GIVEN TASK. Reproduce all the entries exactly and keep the pictures out.

:: RECORD SET

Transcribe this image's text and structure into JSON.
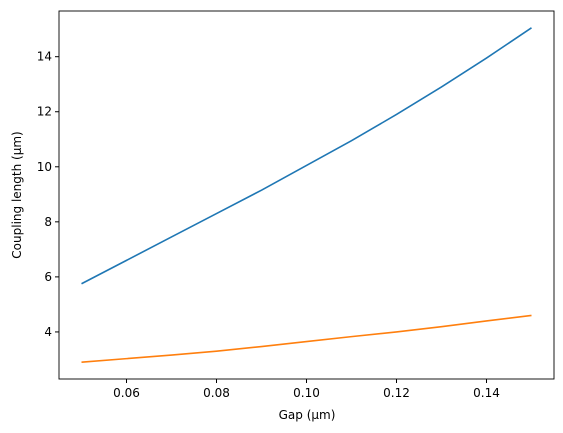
{
  "chart_data": {
    "type": "line",
    "x_label": "Gap (µm)",
    "y_label": "Coupling length (µm)",
    "x": [
      0.05,
      0.06,
      0.07,
      0.08,
      0.09,
      0.1,
      0.11,
      0.12,
      0.13,
      0.14,
      0.15
    ],
    "series": [
      {
        "color": "#1f77b4",
        "values": [
          5.75,
          6.6,
          7.45,
          8.3,
          9.15,
          10.05,
          10.95,
          11.9,
          12.9,
          13.95,
          15.05
        ]
      },
      {
        "color": "#ff7f0e",
        "values": [
          2.9,
          3.03,
          3.16,
          3.3,
          3.47,
          3.65,
          3.83,
          4.0,
          4.19,
          4.4,
          4.6
        ]
      }
    ],
    "xlim": [
      0.045,
      0.155
    ],
    "xticks": [
      0.06,
      0.08,
      {
        "value": 0.1,
        "label": "0.10"
      },
      0.12,
      0.14
    ],
    "ylim": [
      2.29,
      15.66
    ],
    "yticks": [
      4,
      6,
      8,
      10,
      12,
      14
    ]
  }
}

::::

FINISHED EXERCISE.
Transcribe this image's text and structure into JSON.
{
  "chart_data": {
    "type": "line",
    "x_label": "Gap (µm)",
    "y_label": "Coupling length (µm)",
    "x": [
      0.05,
      0.06,
      0.07,
      0.08,
      0.09,
      0.1,
      0.11,
      0.12,
      0.13,
      0.14,
      0.15
    ],
    "series": [
      {
        "color": "#1f77b4",
        "values": [
          5.75,
          6.6,
          7.45,
          8.3,
          9.15,
          10.05,
          10.95,
          11.9,
          12.9,
          13.95,
          15.05
        ]
      },
      {
        "color": "#ff7f0e",
        "values": [
          2.9,
          3.03,
          3.16,
          3.3,
          3.47,
          3.65,
          3.83,
          4.0,
          4.19,
          4.4,
          4.6
        ]
      }
    ],
    "xlim": [
      0.045,
      0.155
    ],
    "xticks": [
      0.06,
      0.08,
      {
        "value": 0.1,
        "label": "0.10"
      },
      0.12,
      0.14
    ],
    "ylim": [
      2.29,
      15.66
    ],
    "yticks": [
      4,
      6,
      8,
      10,
      12,
      14
    ]
  }
}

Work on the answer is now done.